Quote the listing below in full and exactly as written, but omit every picture.

= = = = =

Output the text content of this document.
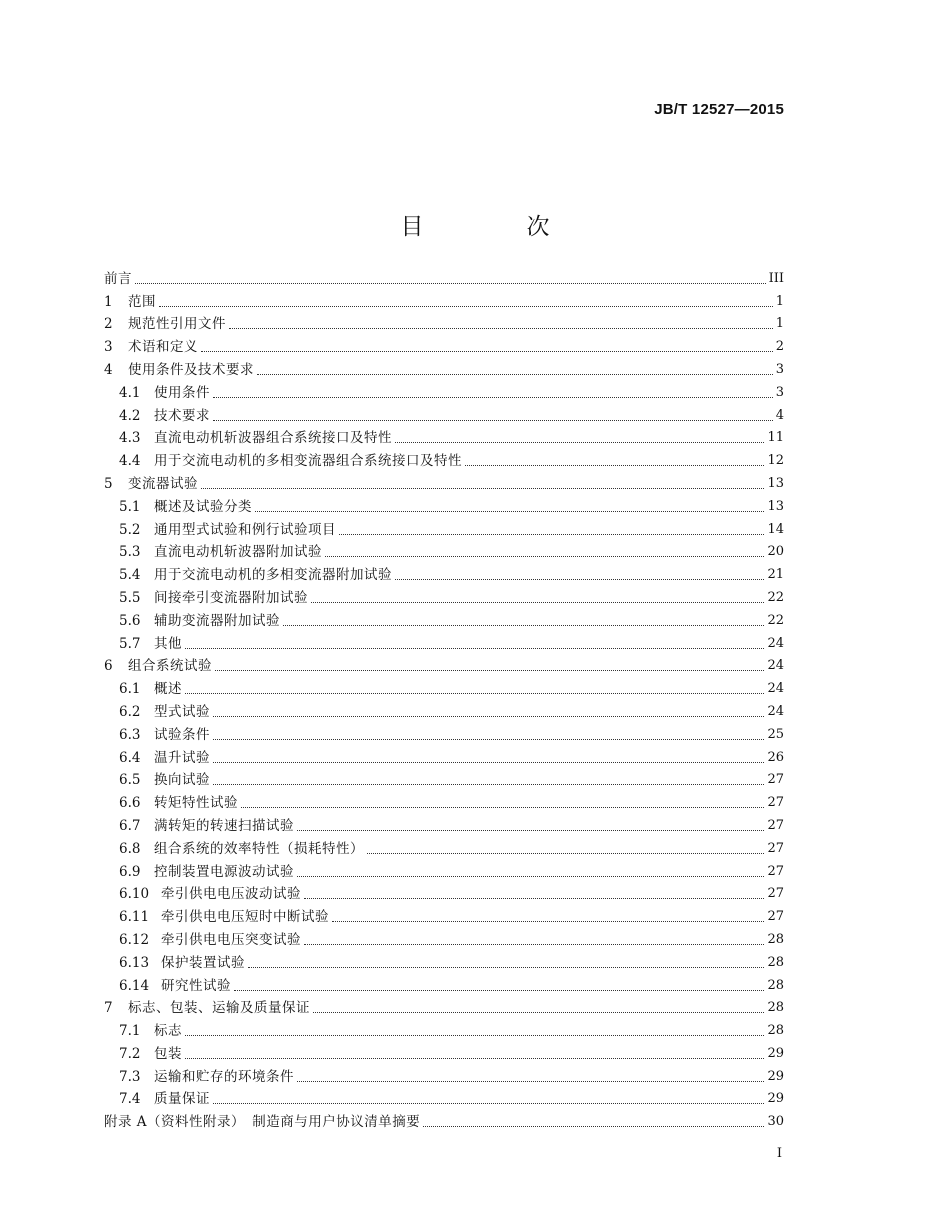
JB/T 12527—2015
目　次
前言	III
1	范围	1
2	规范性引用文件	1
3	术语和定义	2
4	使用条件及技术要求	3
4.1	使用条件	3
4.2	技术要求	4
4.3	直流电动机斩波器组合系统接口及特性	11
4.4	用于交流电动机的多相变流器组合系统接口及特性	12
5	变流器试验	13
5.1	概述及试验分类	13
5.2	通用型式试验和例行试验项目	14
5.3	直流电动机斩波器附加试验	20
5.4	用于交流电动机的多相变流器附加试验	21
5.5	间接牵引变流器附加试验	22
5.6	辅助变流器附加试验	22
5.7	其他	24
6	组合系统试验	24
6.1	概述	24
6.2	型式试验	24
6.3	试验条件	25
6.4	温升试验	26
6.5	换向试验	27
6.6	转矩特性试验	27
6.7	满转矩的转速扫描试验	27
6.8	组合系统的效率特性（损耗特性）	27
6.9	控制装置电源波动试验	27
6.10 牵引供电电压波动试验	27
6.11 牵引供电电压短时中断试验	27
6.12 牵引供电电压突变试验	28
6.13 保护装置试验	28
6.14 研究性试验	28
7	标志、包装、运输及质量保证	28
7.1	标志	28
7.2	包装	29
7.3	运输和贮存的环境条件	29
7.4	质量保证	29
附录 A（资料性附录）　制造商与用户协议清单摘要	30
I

= = = = =

• REPLY:
Output the text content of this document.
JB/T 12527—2015
目　次
前言	III
1	范围	1
2	规范性引用文件	1
3	术语和定义	2
4	使用条件及技术要求	3
4.1	使用条件	3
4.2	技术要求	4
4.3	直流电动机斩波器组合系统接口及特性	11
4.4	用于交流电动机的多相变流器组合系统接口及特性	12
5	变流器试验	13
5.1	概述及试验分类	13
5.2	通用型式试验和例行试验项目	14
5.3	直流电动机斩波器附加试验	20
5.4	用于交流电动机的多相变流器附加试验	21
5.5	间接牵引变流器附加试验	22
5.6	辅助变流器附加试验	22
5.7	其他	24
6	组合系统试验	24
6.1	概述	24
6.2	型式试验	24
6.3	试验条件	25
6.4	温升试验	26
6.5	换向试验	27
6.6	转矩特性试验	27
6.7	满转矩的转速扫描试验	27
6.8	组合系统的效率特性（损耗特性）	27
6.9	控制装置电源波动试验	27
6.10 牵引供电电压波动试验	27
6.11 牵引供电电压短时中断试验	27
6.12 牵引供电电压突变试验	28
6.13 保护装置试验	28
6.14 研究性试验	28
7	标志、包装、运输及质量保证	28
7.1	标志	28
7.2	包装	29
7.3	运输和贮存的环境条件	29
7.4	质量保证	29
附录 A（资料性附录）　制造商与用户协议清单摘要	30
I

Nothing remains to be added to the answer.